- EXTRACTED DATA -
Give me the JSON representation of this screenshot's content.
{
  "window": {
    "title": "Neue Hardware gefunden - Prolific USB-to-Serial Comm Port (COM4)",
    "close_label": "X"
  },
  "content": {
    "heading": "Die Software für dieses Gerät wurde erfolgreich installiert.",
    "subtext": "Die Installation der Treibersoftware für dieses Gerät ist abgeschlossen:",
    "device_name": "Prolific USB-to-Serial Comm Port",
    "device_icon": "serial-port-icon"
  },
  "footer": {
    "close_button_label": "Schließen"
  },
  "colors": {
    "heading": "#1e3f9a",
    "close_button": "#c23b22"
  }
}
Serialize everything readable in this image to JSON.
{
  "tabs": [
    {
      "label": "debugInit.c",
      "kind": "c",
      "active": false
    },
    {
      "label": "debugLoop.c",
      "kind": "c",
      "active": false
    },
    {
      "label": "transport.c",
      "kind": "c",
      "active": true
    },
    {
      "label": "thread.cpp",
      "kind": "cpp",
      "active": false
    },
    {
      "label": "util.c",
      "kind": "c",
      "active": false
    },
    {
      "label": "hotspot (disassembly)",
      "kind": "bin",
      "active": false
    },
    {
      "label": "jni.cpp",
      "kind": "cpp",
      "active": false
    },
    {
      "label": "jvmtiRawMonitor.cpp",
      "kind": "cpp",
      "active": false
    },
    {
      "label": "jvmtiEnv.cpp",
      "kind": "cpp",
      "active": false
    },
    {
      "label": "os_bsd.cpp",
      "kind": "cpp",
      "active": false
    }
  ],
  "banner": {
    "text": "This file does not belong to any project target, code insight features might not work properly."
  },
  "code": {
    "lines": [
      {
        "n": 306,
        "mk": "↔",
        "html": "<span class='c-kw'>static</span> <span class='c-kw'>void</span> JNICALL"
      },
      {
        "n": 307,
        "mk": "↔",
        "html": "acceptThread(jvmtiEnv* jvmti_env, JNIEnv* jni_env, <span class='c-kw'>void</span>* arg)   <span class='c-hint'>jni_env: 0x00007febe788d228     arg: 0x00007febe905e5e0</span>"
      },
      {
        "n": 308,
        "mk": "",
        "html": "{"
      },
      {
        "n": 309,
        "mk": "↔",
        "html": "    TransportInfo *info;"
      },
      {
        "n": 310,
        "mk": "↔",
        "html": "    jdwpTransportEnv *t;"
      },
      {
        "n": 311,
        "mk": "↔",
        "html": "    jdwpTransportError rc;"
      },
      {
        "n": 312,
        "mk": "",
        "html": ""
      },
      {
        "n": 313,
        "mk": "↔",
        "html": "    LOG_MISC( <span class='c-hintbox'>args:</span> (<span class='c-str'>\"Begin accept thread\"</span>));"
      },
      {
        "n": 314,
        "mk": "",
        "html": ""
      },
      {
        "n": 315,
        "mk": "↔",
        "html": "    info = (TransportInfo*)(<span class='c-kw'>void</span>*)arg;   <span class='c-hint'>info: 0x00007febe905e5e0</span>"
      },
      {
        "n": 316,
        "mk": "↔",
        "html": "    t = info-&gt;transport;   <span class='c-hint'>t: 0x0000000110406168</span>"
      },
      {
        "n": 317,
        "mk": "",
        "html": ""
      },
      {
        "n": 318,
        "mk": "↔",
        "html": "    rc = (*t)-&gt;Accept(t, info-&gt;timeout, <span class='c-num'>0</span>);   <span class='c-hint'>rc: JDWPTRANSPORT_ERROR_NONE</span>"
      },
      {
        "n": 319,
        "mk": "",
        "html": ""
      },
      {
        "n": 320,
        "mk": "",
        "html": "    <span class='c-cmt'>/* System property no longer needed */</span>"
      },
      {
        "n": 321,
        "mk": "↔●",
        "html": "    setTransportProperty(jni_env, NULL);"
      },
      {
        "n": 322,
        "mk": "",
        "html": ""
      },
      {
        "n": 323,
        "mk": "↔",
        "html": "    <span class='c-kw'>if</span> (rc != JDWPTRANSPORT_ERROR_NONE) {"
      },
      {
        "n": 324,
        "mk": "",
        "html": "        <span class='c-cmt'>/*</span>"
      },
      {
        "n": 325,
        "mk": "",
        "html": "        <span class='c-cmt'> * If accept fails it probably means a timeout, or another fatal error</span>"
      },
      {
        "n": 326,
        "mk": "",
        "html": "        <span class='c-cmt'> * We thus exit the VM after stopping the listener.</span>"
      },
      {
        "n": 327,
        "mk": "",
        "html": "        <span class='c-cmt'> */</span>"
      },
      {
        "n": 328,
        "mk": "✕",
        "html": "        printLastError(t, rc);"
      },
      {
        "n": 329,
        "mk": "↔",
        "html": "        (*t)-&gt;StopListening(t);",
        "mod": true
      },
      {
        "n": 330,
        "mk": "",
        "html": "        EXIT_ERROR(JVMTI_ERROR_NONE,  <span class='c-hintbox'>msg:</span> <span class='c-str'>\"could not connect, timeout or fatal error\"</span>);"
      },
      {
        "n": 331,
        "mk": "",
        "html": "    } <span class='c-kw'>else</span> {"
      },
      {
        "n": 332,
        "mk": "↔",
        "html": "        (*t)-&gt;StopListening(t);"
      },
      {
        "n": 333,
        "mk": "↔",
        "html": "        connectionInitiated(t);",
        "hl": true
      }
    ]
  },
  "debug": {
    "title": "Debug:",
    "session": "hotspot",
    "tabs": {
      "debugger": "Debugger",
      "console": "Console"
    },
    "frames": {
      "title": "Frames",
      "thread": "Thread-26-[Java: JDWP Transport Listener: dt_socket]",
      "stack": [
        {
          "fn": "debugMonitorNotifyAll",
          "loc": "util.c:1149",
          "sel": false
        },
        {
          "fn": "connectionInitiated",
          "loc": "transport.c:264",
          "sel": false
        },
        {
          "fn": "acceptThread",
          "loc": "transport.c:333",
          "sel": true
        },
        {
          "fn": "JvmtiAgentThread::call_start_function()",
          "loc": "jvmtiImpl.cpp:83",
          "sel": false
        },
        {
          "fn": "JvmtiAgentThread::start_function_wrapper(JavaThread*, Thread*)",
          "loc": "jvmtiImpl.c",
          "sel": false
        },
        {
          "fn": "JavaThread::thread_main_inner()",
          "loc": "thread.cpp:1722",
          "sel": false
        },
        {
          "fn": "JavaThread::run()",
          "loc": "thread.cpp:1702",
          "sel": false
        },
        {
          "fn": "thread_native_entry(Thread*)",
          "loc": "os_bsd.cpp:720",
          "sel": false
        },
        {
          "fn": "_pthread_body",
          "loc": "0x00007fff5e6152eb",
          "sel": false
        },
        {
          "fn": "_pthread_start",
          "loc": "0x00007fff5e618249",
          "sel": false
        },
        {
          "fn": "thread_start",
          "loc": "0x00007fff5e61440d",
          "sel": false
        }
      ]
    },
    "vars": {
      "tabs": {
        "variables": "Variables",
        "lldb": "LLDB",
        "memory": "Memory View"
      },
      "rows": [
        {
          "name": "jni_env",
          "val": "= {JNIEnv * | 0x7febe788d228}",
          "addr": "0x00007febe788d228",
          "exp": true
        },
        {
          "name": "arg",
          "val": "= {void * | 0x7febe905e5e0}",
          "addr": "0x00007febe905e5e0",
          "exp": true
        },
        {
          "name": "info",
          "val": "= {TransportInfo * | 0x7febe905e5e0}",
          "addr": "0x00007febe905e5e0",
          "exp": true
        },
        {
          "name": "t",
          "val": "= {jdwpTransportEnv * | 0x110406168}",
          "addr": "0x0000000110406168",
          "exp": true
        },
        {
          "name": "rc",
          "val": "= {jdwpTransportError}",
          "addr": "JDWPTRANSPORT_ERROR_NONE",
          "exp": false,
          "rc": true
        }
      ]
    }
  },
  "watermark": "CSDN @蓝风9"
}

- TASK PROMPT -
Please repeat all the records above exactly as they appear.

- ANSWER TO THE PROBLEM -
Give me the JSON representation of this screenshot's content.
{
  "window": {
    "title": "Neue Hardware gefunden - Prolific USB-to-Serial Comm Port (COM4)",
    "close_label": "X"
  },
  "content": {
    "heading": "Die Software für dieses Gerät wurde erfolgreich installiert.",
    "subtext": "Die Installation der Treibersoftware für dieses Gerät ist abgeschlossen:",
    "device_name": "Prolific USB-to-Serial Comm Port",
    "device_icon": "serial-port-icon"
  },
  "footer": {
    "close_button_label": "Schließen"
  },
  "colors": {
    "heading": "#1e3f9a",
    "close_button": "#c23b22"
  }
}
Serialize everything readable in this image to JSON.
{
  "tabs": [
    {
      "label": "debugInit.c",
      "kind": "c",
      "active": false
    },
    {
      "label": "debugLoop.c",
      "kind": "c",
      "active": false
    },
    {
      "label": "transport.c",
      "kind": "c",
      "active": true
    },
    {
      "label": "thread.cpp",
      "kind": "cpp",
      "active": false
    },
    {
      "label": "util.c",
      "kind": "c",
      "active": false
    },
    {
      "label": "hotspot (disassembly)",
      "kind": "bin",
      "active": false
    },
    {
      "label": "jni.cpp",
      "kind": "cpp",
      "active": false
    },
    {
      "label": "jvmtiRawMonitor.cpp",
      "kind": "cpp",
      "active": false
    },
    {
      "label": "jvmtiEnv.cpp",
      "kind": "cpp",
      "active": false
    },
    {
      "label": "os_bsd.cpp",
      "kind": "cpp",
      "active": false
    }
  ],
  "banner": {
    "text": "This file does not belong to any project target, code insight features might not work properly."
  },
  "code": {
    "lines": [
      {
        "n": 306,
        "mk": "↔",
        "html": "<span class='c-kw'>static</span> <span class='c-kw'>void</span> JNICALL"
      },
      {
        "n": 307,
        "mk": "↔",
        "html": "acceptThread(jvmtiEnv* jvmti_env, JNIEnv* jni_env, <span class='c-kw'>void</span>* arg)   <span class='c-hint'>jni_env: 0x00007febe788d228     arg: 0x00007febe905e5e0</span>"
      },
      {
        "n": 308,
        "mk": "",
        "html": "{"
      },
      {
        "n": 309,
        "mk": "↔",
        "html": "    TransportInfo *info;"
      },
      {
        "n": 310,
        "mk": "↔",
        "html": "    jdwpTransportEnv *t;"
      },
      {
        "n": 311,
        "mk": "↔",
        "html": "    jdwpTransportError rc;"
      },
      {
        "n": 312,
        "mk": "",
        "html": ""
      },
      {
        "n": 313,
        "mk": "↔",
        "html": "    LOG_MISC( <span class='c-hintbox'>args:</span> (<span class='c-str'>\"Begin accept thread\"</span>));"
      },
      {
        "n": 314,
        "mk": "",
        "html": ""
      },
      {
        "n": 315,
        "mk": "↔",
        "html": "    info = (TransportInfo*)(<span class='c-kw'>void</span>*)arg;   <span class='c-hint'>info: 0x00007febe905e5e0</span>"
      },
      {
        "n": 316,
        "mk": "↔",
        "html": "    t = info-&gt;transport;   <span class='c-hint'>t: 0x0000000110406168</span>"
      },
      {
        "n": 317,
        "mk": "",
        "html": ""
      },
      {
        "n": 318,
        "mk": "↔",
        "html": "    rc = (*t)-&gt;Accept(t, info-&gt;timeout, <span class='c-num'>0</span>);   <span class='c-hint'>rc: JDWPTRANSPORT_ERROR_NONE</span>"
      },
      {
        "n": 319,
        "mk": "",
        "html": ""
      },
      {
        "n": 320,
        "mk": "",
        "html": "    <span class='c-cmt'>/* System property no longer needed */</span>"
      },
      {
        "n": 321,
        "mk": "↔●",
        "html": "    setTransportProperty(jni_env, NULL);"
      },
      {
        "n": 322,
        "mk": "",
        "html": ""
      },
      {
        "n": 323,
        "mk": "↔",
        "html": "    <span class='c-kw'>if</span> (rc != JDWPTRANSPORT_ERROR_NONE) {"
      },
      {
        "n": 324,
        "mk": "",
        "html": "        <span class='c-cmt'>/*</span>"
      },
      {
        "n": 325,
        "mk": "",
        "html": "        <span class='c-cmt'> * If accept fails it probably means a timeout, or another fatal error</span>"
      },
      {
        "n": 326,
        "mk": "",
        "html": "        <span class='c-cmt'> * We thus exit the VM after stopping the listener.</span>"
      },
      {
        "n": 327,
        "mk": "",
        "html": "        <span class='c-cmt'> */</span>"
      },
      {
        "n": 328,
        "mk": "✕",
        "html": "        printLastError(t, rc);"
      },
      {
        "n": 329,
        "mk": "↔",
        "html": "        (*t)-&gt;StopListening(t);",
        "mod": true
      },
      {
        "n": 330,
        "mk": "",
        "html": "        EXIT_ERROR(JVMTI_ERROR_NONE,  <span class='c-hintbox'>msg:</span> <span class='c-str'>\"could not connect, timeout or fatal error\"</span>);"
      },
      {
        "n": 331,
        "mk": "",
        "html": "    } <span class='c-kw'>else</span> {"
      },
      {
        "n": 332,
        "mk": "↔",
        "html": "        (*t)-&gt;StopListening(t);"
      },
      {
        "n": 333,
        "mk": "↔",
        "html": "        connectionInitiated(t);",
        "hl": true
      }
    ]
  },
  "debug": {
    "title": "Debug:",
    "session": "hotspot",
    "tabs": {
      "debugger": "Debugger",
      "console": "Console"
    },
    "frames": {
      "title": "Frames",
      "thread": "Thread-26-[Java: JDWP Transport Listener: dt_socket]",
      "stack": [
        {
          "fn": "debugMonitorNotifyAll",
          "loc": "util.c:1149",
          "sel": false
        },
        {
          "fn": "connectionInitiated",
          "loc": "transport.c:264",
          "sel": false
        },
        {
          "fn": "acceptThread",
          "loc": "transport.c:333",
          "sel": true
        },
        {
          "fn": "JvmtiAgentThread::call_start_function()",
          "loc": "jvmtiImpl.cpp:83",
          "sel": false
        },
        {
          "fn": "JvmtiAgentThread::start_function_wrapper(JavaThread*, Thread*)",
          "loc": "jvmtiImpl.c",
          "sel": false
        },
        {
          "fn": "JavaThread::thread_main_inner()",
          "loc": "thread.cpp:1722",
          "sel": false
        },
        {
          "fn": "JavaThread::run()",
          "loc": "thread.cpp:1702",
          "sel": false
        },
        {
          "fn": "thread_native_entry(Thread*)",
          "loc": "os_bsd.cpp:720",
          "sel": false
        },
        {
          "fn": "_pthread_body",
          "loc": "0x00007fff5e6152eb",
          "sel": false
        },
        {
          "fn": "_pthread_start",
          "loc": "0x00007fff5e618249",
          "sel": false
        },
        {
          "fn": "thread_start",
          "loc": "0x00007fff5e61440d",
          "sel": false
        }
      ]
    },
    "vars": {
      "tabs": {
        "variables": "Variables",
        "lldb": "LLDB",
        "memory": "Memory View"
      },
      "rows": [
        {
          "name": "jni_env",
          "val": "= {JNIEnv * | 0x7febe788d228}",
          "addr": "0x00007febe788d228",
          "exp": true
        },
        {
          "name": "arg",
          "val": "= {void * | 0x7febe905e5e0}",
          "addr": "0x00007febe905e5e0",
          "exp": true
        },
        {
          "name": "info",
          "val": "= {TransportInfo * | 0x7febe905e5e0}",
          "addr": "0x00007febe905e5e0",
          "exp": true
        },
        {
          "name": "t",
          "val": "= {jdwpTransportEnv * | 0x110406168}",
          "addr": "0x0000000110406168",
          "exp": true
        },
        {
          "name": "rc",
          "val": "= {jdwpTransportError}",
          "addr": "JDWPTRANSPORT_ERROR_NONE",
          "exp": false,
          "rc": true
        }
      ]
    }
  },
  "watermark": "CSDN @蓝风9"
}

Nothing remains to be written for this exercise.